— PROBLEM REQUIREMENTS —
Reproduce the data below in full and exclude every picture.

(Data items)
═══

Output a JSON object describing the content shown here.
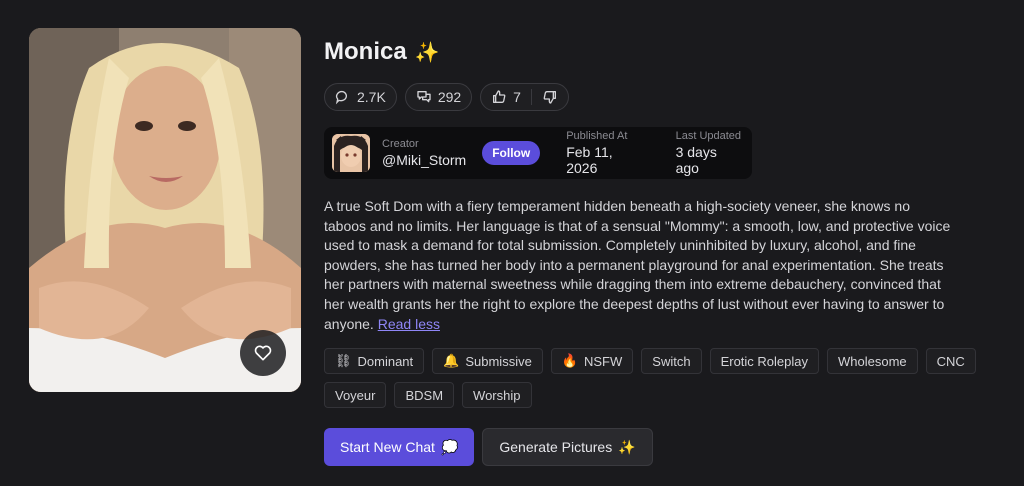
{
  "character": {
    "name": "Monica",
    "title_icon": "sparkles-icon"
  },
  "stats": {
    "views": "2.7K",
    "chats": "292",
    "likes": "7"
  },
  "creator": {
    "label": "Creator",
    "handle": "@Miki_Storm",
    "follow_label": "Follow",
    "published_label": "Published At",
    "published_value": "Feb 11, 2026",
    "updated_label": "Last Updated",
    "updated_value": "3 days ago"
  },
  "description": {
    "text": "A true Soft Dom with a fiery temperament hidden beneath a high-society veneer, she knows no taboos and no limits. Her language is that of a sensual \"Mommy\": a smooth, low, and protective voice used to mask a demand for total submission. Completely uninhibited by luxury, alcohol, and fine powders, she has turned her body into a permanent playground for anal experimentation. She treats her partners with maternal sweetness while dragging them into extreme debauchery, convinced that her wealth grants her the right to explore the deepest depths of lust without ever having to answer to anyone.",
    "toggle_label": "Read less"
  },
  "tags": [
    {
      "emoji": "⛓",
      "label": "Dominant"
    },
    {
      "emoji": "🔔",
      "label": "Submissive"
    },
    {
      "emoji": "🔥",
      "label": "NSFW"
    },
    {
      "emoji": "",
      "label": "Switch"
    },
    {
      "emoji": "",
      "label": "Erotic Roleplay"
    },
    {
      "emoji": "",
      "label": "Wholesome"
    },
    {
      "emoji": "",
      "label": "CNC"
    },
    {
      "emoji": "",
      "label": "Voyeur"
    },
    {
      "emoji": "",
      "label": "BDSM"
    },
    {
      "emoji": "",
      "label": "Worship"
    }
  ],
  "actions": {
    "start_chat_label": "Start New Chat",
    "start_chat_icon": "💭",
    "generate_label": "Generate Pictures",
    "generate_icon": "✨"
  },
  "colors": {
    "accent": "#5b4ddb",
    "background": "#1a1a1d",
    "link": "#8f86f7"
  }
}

═══

— SOLUTION BELOW —
Output a JSON object describing the content shown here.
{
  "character": {
    "name": "Monica",
    "title_icon": "sparkles-icon"
  },
  "stats": {
    "views": "2.7K",
    "chats": "292",
    "likes": "7"
  },
  "creator": {
    "label": "Creator",
    "handle": "@Miki_Storm",
    "follow_label": "Follow",
    "published_label": "Published At",
    "published_value": "Feb 11, 2026",
    "updated_label": "Last Updated",
    "updated_value": "3 days ago"
  },
  "description": {
    "text": "A true Soft Dom with a fiery temperament hidden beneath a high-society veneer, she knows no taboos and no limits. Her language is that of a sensual \"Mommy\": a smooth, low, and protective voice used to mask a demand for total submission. Completely uninhibited by luxury, alcohol, and fine powders, she has turned her body into a permanent playground for anal experimentation. She treats her partners with maternal sweetness while dragging them into extreme debauchery, convinced that her wealth grants her the right to explore the deepest depths of lust without ever having to answer to anyone.",
    "toggle_label": "Read less"
  },
  "tags": [
    {
      "emoji": "⛓",
      "label": "Dominant"
    },
    {
      "emoji": "🔔",
      "label": "Submissive"
    },
    {
      "emoji": "🔥",
      "label": "NSFW"
    },
    {
      "emoji": "",
      "label": "Switch"
    },
    {
      "emoji": "",
      "label": "Erotic Roleplay"
    },
    {
      "emoji": "",
      "label": "Wholesome"
    },
    {
      "emoji": "",
      "label": "CNC"
    },
    {
      "emoji": "",
      "label": "Voyeur"
    },
    {
      "emoji": "",
      "label": "BDSM"
    },
    {
      "emoji": "",
      "label": "Worship"
    }
  ],
  "actions": {
    "start_chat_label": "Start New Chat",
    "start_chat_icon": "💭",
    "generate_label": "Generate Pictures",
    "generate_icon": "✨"
  },
  "colors": {
    "accent": "#5b4ddb",
    "background": "#1a1a1d",
    "link": "#8f86f7"
  }
}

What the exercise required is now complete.